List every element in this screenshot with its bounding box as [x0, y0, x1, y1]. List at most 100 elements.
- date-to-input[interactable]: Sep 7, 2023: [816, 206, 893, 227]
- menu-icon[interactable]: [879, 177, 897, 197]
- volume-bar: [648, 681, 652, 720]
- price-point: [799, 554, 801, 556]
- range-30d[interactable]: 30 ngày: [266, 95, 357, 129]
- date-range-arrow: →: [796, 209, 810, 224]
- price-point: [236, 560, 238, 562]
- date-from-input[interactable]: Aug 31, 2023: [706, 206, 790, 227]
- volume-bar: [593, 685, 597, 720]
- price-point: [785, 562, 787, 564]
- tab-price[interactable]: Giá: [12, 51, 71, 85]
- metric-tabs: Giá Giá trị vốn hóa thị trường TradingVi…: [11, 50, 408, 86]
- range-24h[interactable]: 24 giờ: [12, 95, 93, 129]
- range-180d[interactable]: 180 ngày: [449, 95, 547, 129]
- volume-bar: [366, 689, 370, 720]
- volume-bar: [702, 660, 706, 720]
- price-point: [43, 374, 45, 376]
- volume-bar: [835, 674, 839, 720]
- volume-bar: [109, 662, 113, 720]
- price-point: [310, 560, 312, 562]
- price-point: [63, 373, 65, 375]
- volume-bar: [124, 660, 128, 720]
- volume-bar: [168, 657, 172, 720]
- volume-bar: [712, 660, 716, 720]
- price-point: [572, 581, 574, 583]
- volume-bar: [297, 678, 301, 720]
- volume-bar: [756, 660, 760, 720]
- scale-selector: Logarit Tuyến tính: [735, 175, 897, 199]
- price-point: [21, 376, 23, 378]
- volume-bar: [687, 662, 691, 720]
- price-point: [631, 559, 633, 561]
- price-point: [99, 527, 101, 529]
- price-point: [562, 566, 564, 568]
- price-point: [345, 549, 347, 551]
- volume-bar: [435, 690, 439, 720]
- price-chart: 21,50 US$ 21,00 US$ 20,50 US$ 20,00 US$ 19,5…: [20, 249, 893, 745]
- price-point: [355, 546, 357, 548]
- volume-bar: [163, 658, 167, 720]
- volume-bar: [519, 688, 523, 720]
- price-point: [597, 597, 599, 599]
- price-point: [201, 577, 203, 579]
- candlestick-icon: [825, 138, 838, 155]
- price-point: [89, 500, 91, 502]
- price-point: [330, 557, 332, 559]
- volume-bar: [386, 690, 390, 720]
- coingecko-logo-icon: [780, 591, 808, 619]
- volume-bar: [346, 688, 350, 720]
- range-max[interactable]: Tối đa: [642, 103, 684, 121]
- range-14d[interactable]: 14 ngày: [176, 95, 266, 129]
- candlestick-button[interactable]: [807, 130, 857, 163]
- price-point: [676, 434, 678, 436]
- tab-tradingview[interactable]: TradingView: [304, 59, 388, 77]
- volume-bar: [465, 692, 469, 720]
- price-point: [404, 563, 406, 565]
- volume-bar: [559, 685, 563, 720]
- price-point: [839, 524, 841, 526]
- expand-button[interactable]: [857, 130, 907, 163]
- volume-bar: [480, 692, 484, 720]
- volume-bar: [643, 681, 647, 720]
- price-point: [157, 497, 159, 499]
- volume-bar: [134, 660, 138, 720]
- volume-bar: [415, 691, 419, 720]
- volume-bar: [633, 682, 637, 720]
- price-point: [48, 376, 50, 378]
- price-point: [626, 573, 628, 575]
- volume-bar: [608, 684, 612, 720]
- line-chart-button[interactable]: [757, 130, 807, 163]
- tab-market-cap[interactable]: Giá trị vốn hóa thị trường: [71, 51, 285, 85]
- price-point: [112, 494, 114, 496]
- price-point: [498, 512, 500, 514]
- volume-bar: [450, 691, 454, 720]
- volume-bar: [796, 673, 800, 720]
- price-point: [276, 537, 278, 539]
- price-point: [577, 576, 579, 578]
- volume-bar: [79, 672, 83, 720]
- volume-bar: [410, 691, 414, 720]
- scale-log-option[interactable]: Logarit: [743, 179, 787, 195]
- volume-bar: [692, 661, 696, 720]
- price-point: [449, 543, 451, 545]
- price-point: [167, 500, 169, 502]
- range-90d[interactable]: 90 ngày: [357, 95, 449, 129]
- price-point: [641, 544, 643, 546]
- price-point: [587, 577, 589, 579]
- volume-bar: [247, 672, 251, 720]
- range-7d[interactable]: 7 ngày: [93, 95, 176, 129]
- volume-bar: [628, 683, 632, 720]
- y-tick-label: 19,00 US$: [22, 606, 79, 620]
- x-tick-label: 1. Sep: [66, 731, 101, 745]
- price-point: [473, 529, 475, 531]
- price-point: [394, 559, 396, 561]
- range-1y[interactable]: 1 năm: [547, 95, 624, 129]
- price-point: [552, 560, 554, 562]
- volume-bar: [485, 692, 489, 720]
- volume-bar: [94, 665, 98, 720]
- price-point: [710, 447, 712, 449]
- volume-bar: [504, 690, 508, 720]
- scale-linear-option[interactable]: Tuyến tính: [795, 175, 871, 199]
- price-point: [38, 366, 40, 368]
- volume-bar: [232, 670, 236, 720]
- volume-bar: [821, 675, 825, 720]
========================================================================
» **What is expected**
Retype the data word for word, starting at its first line and ending with the line containing "- volume-bar: [346, 688, 350, 720]". Include both of those lines.

» **Exercise answer**
List every element in this screenshot with its bounding box as [x0, y0, x1, y1]. List at most 100 elements.
- date-to-input[interactable]: Sep 7, 2023: [816, 206, 893, 227]
- menu-icon[interactable]: [879, 177, 897, 197]
- volume-bar: [648, 681, 652, 720]
- price-point: [799, 554, 801, 556]
- range-30d[interactable]: 30 ngày: [266, 95, 357, 129]
- date-range-arrow: →: [796, 209, 810, 224]
- price-point: [236, 560, 238, 562]
- date-from-input[interactable]: Aug 31, 2023: [706, 206, 790, 227]
- volume-bar: [593, 685, 597, 720]
- price-point: [785, 562, 787, 564]
- tab-price[interactable]: Giá: [12, 51, 71, 85]
- metric-tabs: Giá Giá trị vốn hóa thị trường TradingVi…: [11, 50, 408, 86]
- range-24h[interactable]: 24 giờ: [12, 95, 93, 129]
- range-180d[interactable]: 180 ngày: [449, 95, 547, 129]
- volume-bar: [366, 689, 370, 720]
- volume-bar: [702, 660, 706, 720]
- price-point: [43, 374, 45, 376]
- volume-bar: [835, 674, 839, 720]
- volume-bar: [109, 662, 113, 720]
- price-point: [310, 560, 312, 562]
- price-point: [63, 373, 65, 375]
- volume-bar: [124, 660, 128, 720]
- volume-bar: [168, 657, 172, 720]
- volume-bar: [712, 660, 716, 720]
- price-point: [572, 581, 574, 583]
- volume-bar: [297, 678, 301, 720]
- volume-bar: [756, 660, 760, 720]
- scale-selector: Logarit Tuyến tính: [735, 175, 897, 199]
- price-point: [21, 376, 23, 378]
- volume-bar: [687, 662, 691, 720]
- price-point: [631, 559, 633, 561]
- price-point: [99, 527, 101, 529]
- price-point: [562, 566, 564, 568]
- price-point: [345, 549, 347, 551]
- volume-bar: [435, 690, 439, 720]
- price-chart: 21,50 US$ 21,00 US$ 20,50 US$ 20,00 US$ 19,5…: [20, 249, 893, 745]
- price-point: [355, 546, 357, 548]
- volume-bar: [163, 658, 167, 720]
- volume-bar: [519, 688, 523, 720]
- price-point: [597, 597, 599, 599]
- price-point: [201, 577, 203, 579]
- candlestick-icon: [825, 138, 838, 155]
- price-point: [89, 500, 91, 502]
- price-point: [330, 557, 332, 559]
- volume-bar: [386, 690, 390, 720]
- coingecko-logo-icon: [780, 591, 808, 619]
- volume-bar: [346, 688, 350, 720]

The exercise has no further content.